§ Work to be completed
Output the records exactly as they appear, with no pictures included.
— BEGIN —
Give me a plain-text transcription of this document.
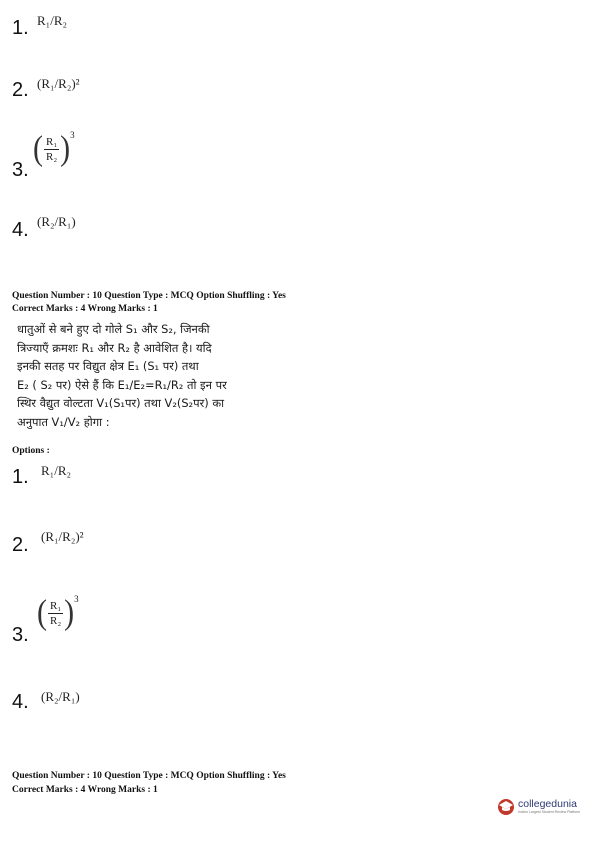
1. R₁/R₂
2. (R₁/R₂)²
3.
( $\frac{\text{R₁}}{\text{R₂}}$ ) 3
4. (R₂/R₁)
Question Number : 10 Question Type : MCQ Option Shuffling : Yes
Correct Marks : 4 Wrong Marks : 1
धातुओं से बने हुए दो गोले S₁ और S₂, जिनकी
त्रिज्याएँ क्रमशः R₁ और R₂ है आवेशित है। यदि
इनकी सतह पर विद्युत क्षेत्र E₁ (S₁ पर) तथा
E₂ ( S₂ पर) ऐसे हैं कि E₁/E₂=R₁/R₂ तो इन पर
स्थिर वैद्युत वोल्टता V₁(S₁पर) तथा V₂(S₂पर) का
अनुपात V₁/V₂ होगा :
Options :
1. R₁/R₂
2. (R₁/R₂)²
3.
( $\frac{\text{R₁}}{\text{R₂}}$ ) 3
4. (R₂/R₁)
Question Number : 10 Question Type : MCQ Option Shuffling : Yes
Correct Marks : 4 Wrong Marks : 1
collegedunia
India's Largest Student Review Platform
— END —
§ Correct answer
Give me a plain-text transcription of this document.
1. R₁/R₂
2. (R₁/R₂)²
3.
( $\frac{\text{R₁}}{\text{R₂}}$ ) 3
4. (R₂/R₁)
Question Number : 10 Question Type : MCQ Option Shuffling : Yes
Correct Marks : 4 Wrong Marks : 1
धातुओं से बने हुए दो गोले S₁ और S₂, जिनकी
त्रिज्याएँ क्रमशः R₁ और R₂ है आवेशित है। यदि
इनकी सतह पर विद्युत क्षेत्र E₁ (S₁ पर) तथा
E₂ ( S₂ पर) ऐसे हैं कि E₁/E₂=R₁/R₂ तो इन पर
स्थिर वैद्युत वोल्टता V₁(S₁पर) तथा V₂(S₂पर) का
अनुपात V₁/V₂ होगा :
Options :
1. R₁/R₂
2. (R₁/R₂)²
3.
( $\frac{\text{R₁}}{\text{R₂}}$ ) 3
4. (R₂/R₁)
Question Number : 10 Question Type : MCQ Option Shuffling : Yes
Correct Marks : 4 Wrong Marks : 1
collegedunia
India's Largest Student Review Platform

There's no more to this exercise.